-- begin Records to process --

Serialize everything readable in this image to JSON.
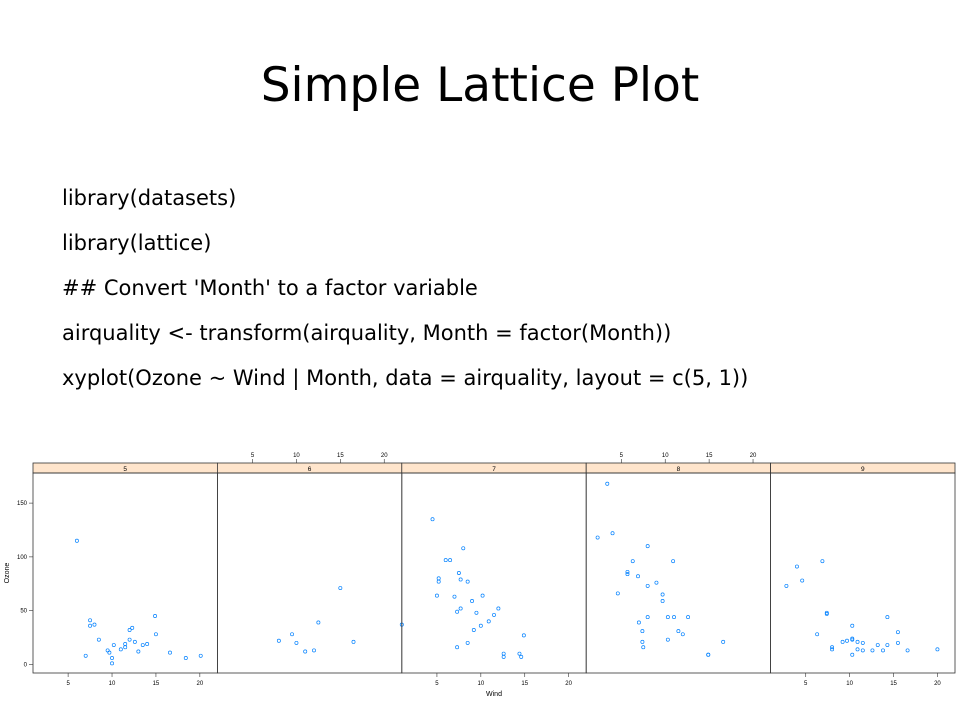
{
  "slide": {
    "title": "Simple Lattice Plot",
    "code_lines": [
      "library(datasets)",
      "library(lattice)",
      "## Convert 'Month' to a factor variable",
      "airquality <- transform(airquality, Month = factor(Month))",
      "xyplot(Ozone ~ Wind | Month, data = airquality, layout = c(5, 1))"
    ]
  },
  "chart_data": {
    "type": "scatter",
    "title": "",
    "xlabel": "Wind",
    "ylabel": "Ozone",
    "xlim": [
      1,
      22
    ],
    "ylim": [
      -8,
      178
    ],
    "xticks": [
      5,
      10,
      15,
      20
    ],
    "yticks": [
      0,
      50,
      100,
      150
    ],
    "strip_color": "#ffe5cc",
    "point_color": "#0080ff",
    "panels": [
      {
        "name": "5",
        "points": [
          [
            6.0,
            115
          ],
          [
            7.0,
            8
          ],
          [
            7.5,
            41
          ],
          [
            7.5,
            36
          ],
          [
            8.0,
            37
          ],
          [
            8.5,
            23
          ],
          [
            9.5,
            13
          ],
          [
            9.7,
            11
          ],
          [
            10.0,
            1
          ],
          [
            10.0,
            6
          ],
          [
            10.2,
            18
          ],
          [
            11.0,
            14
          ],
          [
            11.5,
            19
          ],
          [
            11.5,
            16
          ],
          [
            12.0,
            23
          ],
          [
            12.0,
            32
          ],
          [
            12.3,
            34
          ],
          [
            12.6,
            21
          ],
          [
            13.0,
            12
          ],
          [
            13.5,
            18
          ],
          [
            14.0,
            19
          ],
          [
            14.9,
            45
          ],
          [
            15.0,
            28
          ],
          [
            16.6,
            11
          ],
          [
            18.4,
            6
          ],
          [
            20.1,
            8
          ]
        ]
      },
      {
        "name": "6",
        "points": [
          [
            8.0,
            22
          ],
          [
            9.5,
            28
          ],
          [
            10.0,
            20
          ],
          [
            11.0,
            12
          ],
          [
            12.0,
            13
          ],
          [
            12.5,
            39
          ],
          [
            15.0,
            71
          ],
          [
            16.5,
            21
          ],
          [
            22.0,
            37
          ]
        ]
      },
      {
        "name": "7",
        "points": [
          [
            4.5,
            135
          ],
          [
            5.0,
            64
          ],
          [
            5.2,
            80
          ],
          [
            5.2,
            77
          ],
          [
            6.0,
            97
          ],
          [
            6.5,
            97
          ],
          [
            7.0,
            63
          ],
          [
            7.3,
            49
          ],
          [
            7.3,
            16
          ],
          [
            7.5,
            85
          ],
          [
            7.7,
            79
          ],
          [
            7.7,
            52
          ],
          [
            8.0,
            108
          ],
          [
            8.5,
            77
          ],
          [
            8.5,
            20
          ],
          [
            9.0,
            59
          ],
          [
            9.2,
            32
          ],
          [
            9.5,
            48
          ],
          [
            10.0,
            36
          ],
          [
            10.2,
            64
          ],
          [
            10.9,
            40
          ],
          [
            11.5,
            46
          ],
          [
            12.0,
            52
          ],
          [
            12.6,
            10
          ],
          [
            12.6,
            7
          ],
          [
            14.9,
            27
          ],
          [
            14.4,
            10
          ],
          [
            14.6,
            7
          ]
        ]
      },
      {
        "name": "8",
        "points": [
          [
            2.3,
            118
          ],
          [
            3.4,
            168
          ],
          [
            4.0,
            122
          ],
          [
            4.6,
            66
          ],
          [
            5.7,
            86
          ],
          [
            5.7,
            84
          ],
          [
            6.3,
            96
          ],
          [
            6.9,
            82
          ],
          [
            7.0,
            39
          ],
          [
            7.4,
            31
          ],
          [
            7.5,
            16
          ],
          [
            7.4,
            21
          ],
          [
            8.0,
            110
          ],
          [
            8.0,
            73
          ],
          [
            8.0,
            44
          ],
          [
            9.0,
            76
          ],
          [
            9.7,
            59
          ],
          [
            9.7,
            65
          ],
          [
            10.3,
            44
          ],
          [
            10.3,
            23
          ],
          [
            10.9,
            96
          ],
          [
            11.0,
            44
          ],
          [
            11.5,
            31
          ],
          [
            12.0,
            28
          ],
          [
            12.6,
            44
          ],
          [
            14.9,
            9
          ],
          [
            14.9,
            9
          ],
          [
            16.6,
            21
          ]
        ]
      },
      {
        "name": "9",
        "points": [
          [
            2.8,
            73
          ],
          [
            4.0,
            91
          ],
          [
            4.6,
            78
          ],
          [
            6.3,
            28
          ],
          [
            6.9,
            96
          ],
          [
            7.4,
            47
          ],
          [
            7.4,
            48
          ],
          [
            8.0,
            16
          ],
          [
            8.0,
            14
          ],
          [
            9.2,
            21
          ],
          [
            9.7,
            22
          ],
          [
            10.3,
            23
          ],
          [
            10.3,
            9
          ],
          [
            10.3,
            24
          ],
          [
            10.3,
            36
          ],
          [
            10.9,
            21
          ],
          [
            10.9,
            14
          ],
          [
            11.5,
            20
          ],
          [
            11.5,
            13
          ],
          [
            12.6,
            13
          ],
          [
            13.2,
            18
          ],
          [
            13.8,
            13
          ],
          [
            14.3,
            44
          ],
          [
            14.3,
            18
          ],
          [
            15.5,
            30
          ],
          [
            15.5,
            20
          ],
          [
            16.6,
            13
          ],
          [
            20.0,
            14
          ]
        ]
      }
    ]
  }
}
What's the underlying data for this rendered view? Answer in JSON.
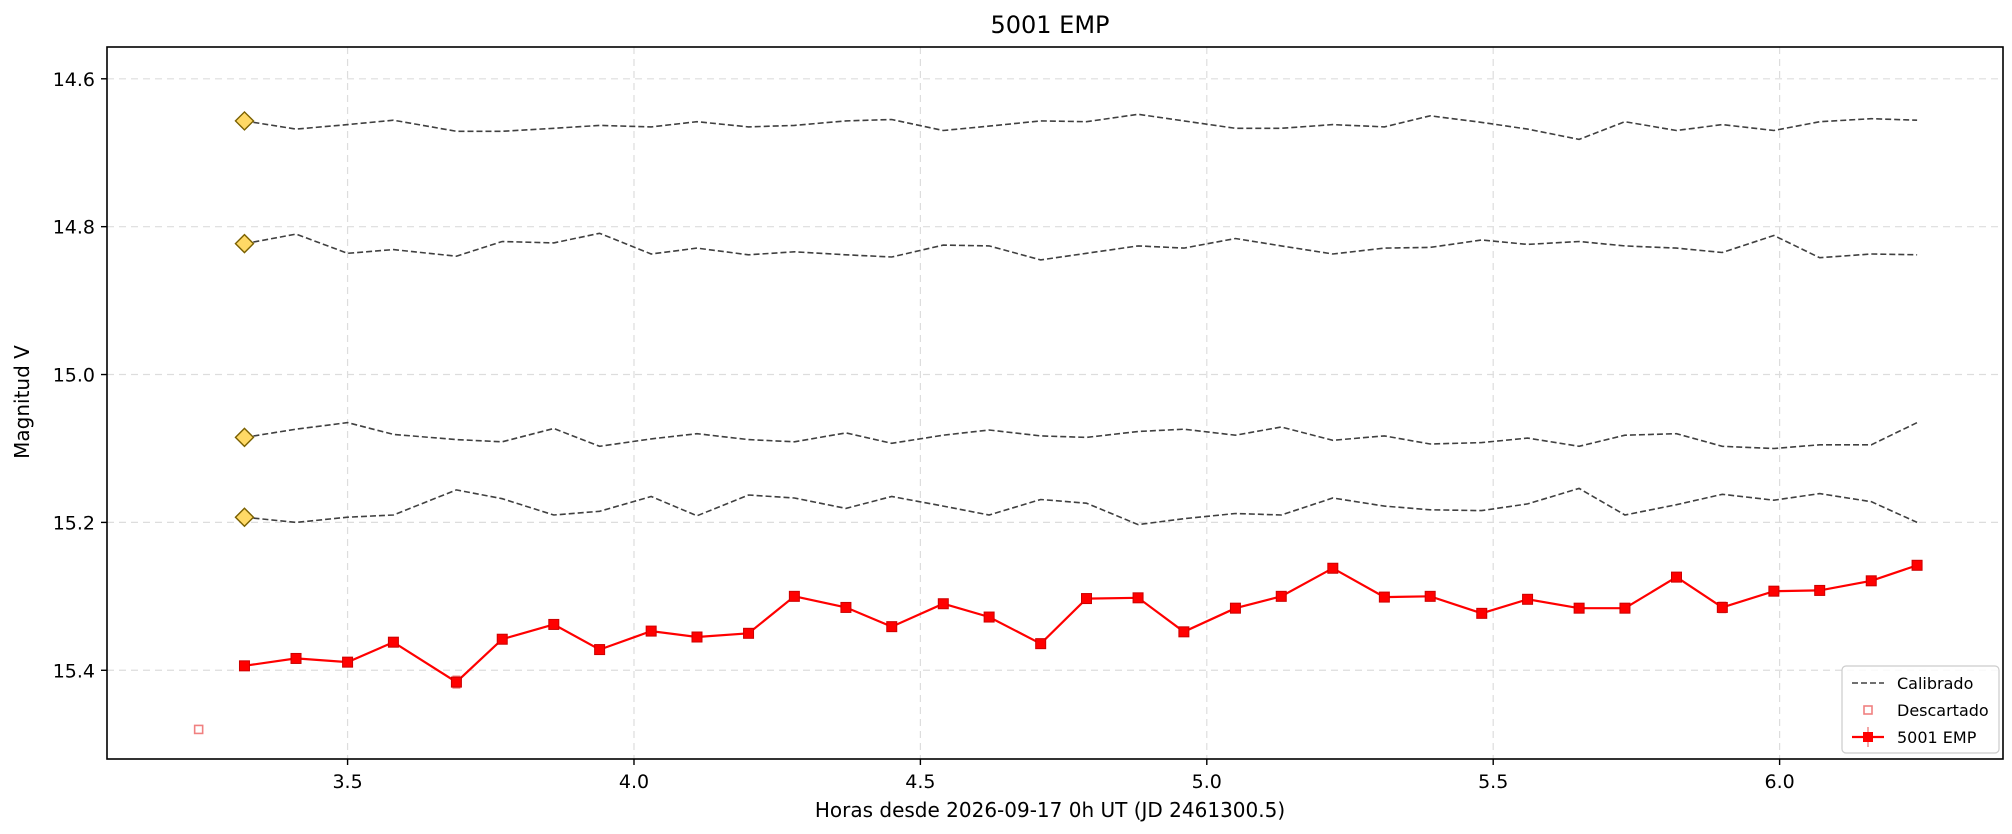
{
  "chart_data": {
    "type": "line",
    "title": "5001 EMP",
    "xlabel": "Horas desde 2026-09-17 0h UT (JD 2461300.5)",
    "ylabel": "Magnitud V",
    "xlim": [
      3.08,
      6.39
    ],
    "ylim": [
      15.52,
      14.557
    ],
    "y_inverted": true,
    "grid": true,
    "legend_position": "lower-right",
    "x_ticks": [
      3.5,
      4.0,
      4.5,
      5.0,
      5.5,
      6.0
    ],
    "x_tick_labels": [
      "3.5",
      "4.0",
      "4.5",
      "5.0",
      "5.5",
      "6.0"
    ],
    "y_ticks": [
      14.6,
      14.8,
      15.0,
      15.2,
      15.4
    ],
    "y_tick_labels": [
      "14.6",
      "14.8",
      "15.0",
      "15.2",
      "15.4"
    ],
    "colors": {
      "target": "#ff0000",
      "calibrated": "#404040",
      "discarded": "#f08080",
      "reference_marker_fill": "#ffd966",
      "reference_marker_edge": "#7a6000",
      "grid": "#dddddd"
    },
    "legend": [
      {
        "label": "Calibrado",
        "style": "dashed-line"
      },
      {
        "label": "Descartado",
        "style": "open-square"
      },
      {
        "label": "5001 EMP",
        "style": "line-square-errorbar"
      }
    ],
    "x": [
      3.32,
      3.41,
      3.5,
      3.58,
      3.69,
      3.77,
      3.86,
      3.94,
      4.03,
      4.11,
      4.2,
      4.28,
      4.37,
      4.45,
      4.54,
      4.62,
      4.71,
      4.79,
      4.88,
      4.96,
      5.05,
      5.13,
      5.22,
      5.31,
      5.39,
      5.48,
      5.56,
      5.65,
      5.73,
      5.82,
      5.9,
      5.99,
      6.07,
      6.16,
      6.24
    ],
    "series": [
      {
        "name": "Calibrado",
        "kind": "comparison",
        "values": [
          14.657,
          14.668,
          14.662,
          14.656,
          14.671,
          14.671,
          14.667,
          14.663,
          14.665,
          14.658,
          14.665,
          14.663,
          14.657,
          14.655,
          14.67,
          14.664,
          14.657,
          14.658,
          14.648,
          14.657,
          14.667,
          14.667,
          14.662,
          14.665,
          14.65,
          14.659,
          14.668,
          14.682,
          14.658,
          14.67,
          14.662,
          14.67,
          14.658,
          14.654,
          14.656
        ]
      },
      {
        "name": "Calibrado",
        "kind": "comparison",
        "values": [
          14.823,
          14.81,
          14.836,
          14.831,
          14.84,
          14.82,
          14.822,
          14.809,
          14.837,
          14.829,
          14.838,
          14.834,
          14.838,
          14.841,
          14.825,
          14.826,
          14.845,
          14.836,
          14.826,
          14.829,
          14.816,
          14.826,
          14.837,
          14.829,
          14.828,
          14.818,
          14.824,
          14.82,
          14.826,
          14.829,
          14.835,
          14.812,
          14.842,
          14.837,
          14.838
        ]
      },
      {
        "name": "Calibrado",
        "kind": "comparison",
        "values": [
          15.085,
          15.074,
          15.065,
          15.081,
          15.088,
          15.091,
          15.073,
          15.097,
          15.087,
          15.08,
          15.088,
          15.091,
          15.079,
          15.093,
          15.082,
          15.075,
          15.083,
          15.085,
          15.077,
          15.074,
          15.082,
          15.071,
          15.089,
          15.083,
          15.094,
          15.092,
          15.086,
          15.097,
          15.082,
          15.08,
          15.097,
          15.1,
          15.095,
          15.095,
          15.065
        ]
      },
      {
        "name": "Calibrado",
        "kind": "comparison",
        "values": [
          15.193,
          15.2,
          15.193,
          15.19,
          15.156,
          15.168,
          15.19,
          15.185,
          15.165,
          15.191,
          15.163,
          15.167,
          15.181,
          15.165,
          15.178,
          15.19,
          15.169,
          15.174,
          15.203,
          15.195,
          15.188,
          15.19,
          15.167,
          15.178,
          15.183,
          15.184,
          15.175,
          15.154,
          15.19,
          15.176,
          15.162,
          15.17,
          15.161,
          15.172,
          15.2
        ]
      },
      {
        "name": "5001 EMP",
        "kind": "target",
        "values": [
          15.394,
          15.384,
          15.389,
          15.362,
          15.416,
          15.358,
          15.338,
          15.372,
          15.347,
          15.355,
          15.35,
          15.3,
          15.315,
          15.341,
          15.31,
          15.328,
          15.364,
          15.303,
          15.302,
          15.348,
          15.316,
          15.3,
          15.262,
          15.301,
          15.3,
          15.323,
          15.304,
          15.316,
          15.316,
          15.274,
          15.315,
          15.293,
          15.292,
          15.279,
          15.258
        ],
        "errors": [
          0.005,
          0.004,
          0.004,
          0.004,
          0.008,
          0.004,
          0.004,
          0.004,
          0.004,
          0.005,
          0.004,
          0.004,
          0.004,
          0.004,
          0.004,
          0.004,
          0.005,
          0.004,
          0.004,
          0.004,
          0.004,
          0.004,
          0.004,
          0.005,
          0.004,
          0.004,
          0.004,
          0.006,
          0.005,
          0.006,
          0.007,
          0.004,
          0.005,
          0.006,
          0.005
        ]
      }
    ],
    "reference_markers": [
      {
        "x": 3.32,
        "y": 14.657
      },
      {
        "x": 3.32,
        "y": 14.823
      },
      {
        "x": 3.32,
        "y": 15.085
      },
      {
        "x": 3.32,
        "y": 15.193
      }
    ],
    "discarded_points": [
      {
        "x": 3.24,
        "y": 15.48
      }
    ]
  }
}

-- end Records to process --

> **Exercise description**:
Scan the material above. Extract every line in which the word "style" occurs.

> **Expected answer**:
        "style": "dashed-line"
        "style": "open-square"
        "style": "line-square-errorbar"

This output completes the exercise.